_WHAT THE EXERCISE ASKS_
Copy whichever lines contain the string "JSON".

>> begin INFORMATION PROVIDED

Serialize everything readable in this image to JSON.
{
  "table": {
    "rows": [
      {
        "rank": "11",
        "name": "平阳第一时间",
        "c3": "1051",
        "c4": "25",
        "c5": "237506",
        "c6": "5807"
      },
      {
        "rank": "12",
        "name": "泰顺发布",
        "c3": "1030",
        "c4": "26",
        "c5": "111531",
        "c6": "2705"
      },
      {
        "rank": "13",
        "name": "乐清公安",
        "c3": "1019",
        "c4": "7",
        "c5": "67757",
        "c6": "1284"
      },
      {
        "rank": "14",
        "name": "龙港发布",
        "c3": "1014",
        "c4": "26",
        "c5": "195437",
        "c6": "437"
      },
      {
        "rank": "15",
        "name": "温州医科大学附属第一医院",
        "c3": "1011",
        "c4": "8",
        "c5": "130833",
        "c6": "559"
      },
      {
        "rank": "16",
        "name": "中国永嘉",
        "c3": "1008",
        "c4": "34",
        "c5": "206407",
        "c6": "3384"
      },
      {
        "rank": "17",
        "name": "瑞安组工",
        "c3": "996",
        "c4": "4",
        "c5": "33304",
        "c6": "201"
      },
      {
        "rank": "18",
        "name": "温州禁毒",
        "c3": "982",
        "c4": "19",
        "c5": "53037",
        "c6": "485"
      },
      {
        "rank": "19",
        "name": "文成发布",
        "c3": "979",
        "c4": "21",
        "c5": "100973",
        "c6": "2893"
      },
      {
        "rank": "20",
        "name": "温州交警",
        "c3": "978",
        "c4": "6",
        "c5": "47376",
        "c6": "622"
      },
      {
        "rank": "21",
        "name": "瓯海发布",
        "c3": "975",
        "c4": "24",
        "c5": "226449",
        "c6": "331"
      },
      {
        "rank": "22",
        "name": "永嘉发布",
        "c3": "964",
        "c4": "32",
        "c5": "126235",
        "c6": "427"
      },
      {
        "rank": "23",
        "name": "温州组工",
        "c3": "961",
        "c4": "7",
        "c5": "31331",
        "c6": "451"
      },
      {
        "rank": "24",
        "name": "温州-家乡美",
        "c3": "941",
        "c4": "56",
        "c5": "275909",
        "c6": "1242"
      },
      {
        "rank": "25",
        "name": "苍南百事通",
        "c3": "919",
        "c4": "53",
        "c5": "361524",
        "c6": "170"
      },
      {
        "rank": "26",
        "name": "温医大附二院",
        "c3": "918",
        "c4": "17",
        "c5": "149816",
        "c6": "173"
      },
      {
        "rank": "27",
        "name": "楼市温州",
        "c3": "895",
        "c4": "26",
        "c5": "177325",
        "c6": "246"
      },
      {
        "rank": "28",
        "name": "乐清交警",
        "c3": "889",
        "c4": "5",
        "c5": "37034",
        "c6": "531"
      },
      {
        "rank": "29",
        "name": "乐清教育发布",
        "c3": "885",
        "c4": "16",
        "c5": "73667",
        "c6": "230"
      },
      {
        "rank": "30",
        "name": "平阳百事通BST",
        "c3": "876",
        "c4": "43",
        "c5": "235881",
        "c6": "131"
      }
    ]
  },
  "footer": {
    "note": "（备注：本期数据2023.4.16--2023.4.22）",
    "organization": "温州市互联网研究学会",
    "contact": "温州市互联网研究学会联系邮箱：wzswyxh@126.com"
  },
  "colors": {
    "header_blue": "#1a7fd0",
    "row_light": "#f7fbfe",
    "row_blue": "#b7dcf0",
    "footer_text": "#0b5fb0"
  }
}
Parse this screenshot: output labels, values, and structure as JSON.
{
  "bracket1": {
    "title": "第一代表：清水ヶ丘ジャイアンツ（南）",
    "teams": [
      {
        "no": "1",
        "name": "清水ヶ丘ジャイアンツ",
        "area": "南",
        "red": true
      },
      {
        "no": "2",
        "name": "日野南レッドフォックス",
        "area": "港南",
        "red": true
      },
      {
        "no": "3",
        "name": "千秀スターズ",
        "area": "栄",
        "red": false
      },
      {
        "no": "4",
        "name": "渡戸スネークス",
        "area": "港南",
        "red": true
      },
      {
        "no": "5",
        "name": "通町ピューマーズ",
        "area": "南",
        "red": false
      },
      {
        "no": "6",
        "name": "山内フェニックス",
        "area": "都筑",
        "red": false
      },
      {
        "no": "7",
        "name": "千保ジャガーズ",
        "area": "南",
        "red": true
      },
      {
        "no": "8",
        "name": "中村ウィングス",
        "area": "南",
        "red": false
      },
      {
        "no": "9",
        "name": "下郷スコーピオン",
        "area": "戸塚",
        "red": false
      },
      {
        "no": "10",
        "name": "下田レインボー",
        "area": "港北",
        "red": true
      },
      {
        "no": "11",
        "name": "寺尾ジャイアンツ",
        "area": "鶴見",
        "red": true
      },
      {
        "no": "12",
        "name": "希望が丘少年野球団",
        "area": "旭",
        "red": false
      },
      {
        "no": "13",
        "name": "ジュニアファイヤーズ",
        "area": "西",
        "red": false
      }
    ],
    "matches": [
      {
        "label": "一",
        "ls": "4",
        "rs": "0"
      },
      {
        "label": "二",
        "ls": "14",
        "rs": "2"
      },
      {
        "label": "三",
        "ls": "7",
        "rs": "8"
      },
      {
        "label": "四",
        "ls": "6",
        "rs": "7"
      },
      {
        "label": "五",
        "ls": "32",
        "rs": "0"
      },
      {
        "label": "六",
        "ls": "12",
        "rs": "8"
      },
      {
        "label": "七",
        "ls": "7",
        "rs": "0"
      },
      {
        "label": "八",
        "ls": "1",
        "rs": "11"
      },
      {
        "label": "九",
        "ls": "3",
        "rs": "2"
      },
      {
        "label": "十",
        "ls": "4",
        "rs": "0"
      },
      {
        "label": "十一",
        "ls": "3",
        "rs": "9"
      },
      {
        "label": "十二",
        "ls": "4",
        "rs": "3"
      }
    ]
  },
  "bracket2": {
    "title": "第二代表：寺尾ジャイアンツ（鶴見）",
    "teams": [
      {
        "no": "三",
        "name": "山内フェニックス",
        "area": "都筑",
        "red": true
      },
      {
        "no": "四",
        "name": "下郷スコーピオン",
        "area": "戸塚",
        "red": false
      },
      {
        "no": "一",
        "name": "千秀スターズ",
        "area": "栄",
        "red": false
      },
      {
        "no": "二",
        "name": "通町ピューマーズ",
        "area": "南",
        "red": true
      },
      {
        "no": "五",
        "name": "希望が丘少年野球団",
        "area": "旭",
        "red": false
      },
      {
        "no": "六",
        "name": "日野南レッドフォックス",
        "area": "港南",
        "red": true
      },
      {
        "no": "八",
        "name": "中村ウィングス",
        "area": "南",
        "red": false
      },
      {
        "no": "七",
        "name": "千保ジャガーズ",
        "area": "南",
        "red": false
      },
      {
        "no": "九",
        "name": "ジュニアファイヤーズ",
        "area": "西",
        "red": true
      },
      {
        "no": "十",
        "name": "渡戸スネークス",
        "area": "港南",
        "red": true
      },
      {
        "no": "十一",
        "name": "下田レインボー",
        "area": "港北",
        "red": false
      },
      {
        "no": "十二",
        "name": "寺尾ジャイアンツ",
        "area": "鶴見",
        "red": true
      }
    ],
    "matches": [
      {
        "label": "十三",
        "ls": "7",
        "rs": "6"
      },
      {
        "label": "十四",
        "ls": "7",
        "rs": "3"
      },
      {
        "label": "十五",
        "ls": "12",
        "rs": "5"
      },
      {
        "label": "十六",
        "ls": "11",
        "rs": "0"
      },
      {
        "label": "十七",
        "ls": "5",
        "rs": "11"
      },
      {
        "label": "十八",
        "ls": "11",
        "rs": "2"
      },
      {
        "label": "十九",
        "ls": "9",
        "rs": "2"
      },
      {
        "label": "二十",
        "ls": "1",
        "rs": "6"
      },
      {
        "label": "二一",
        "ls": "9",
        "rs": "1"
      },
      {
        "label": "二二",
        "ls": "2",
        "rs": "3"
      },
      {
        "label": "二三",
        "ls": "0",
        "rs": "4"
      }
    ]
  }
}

>> end INFORMATION PROVIDED

_PROBLEM SOLUTION_
Serialize everything readable in this image to JSON.
Parse this screenshot: output labels, values, and structure as JSON.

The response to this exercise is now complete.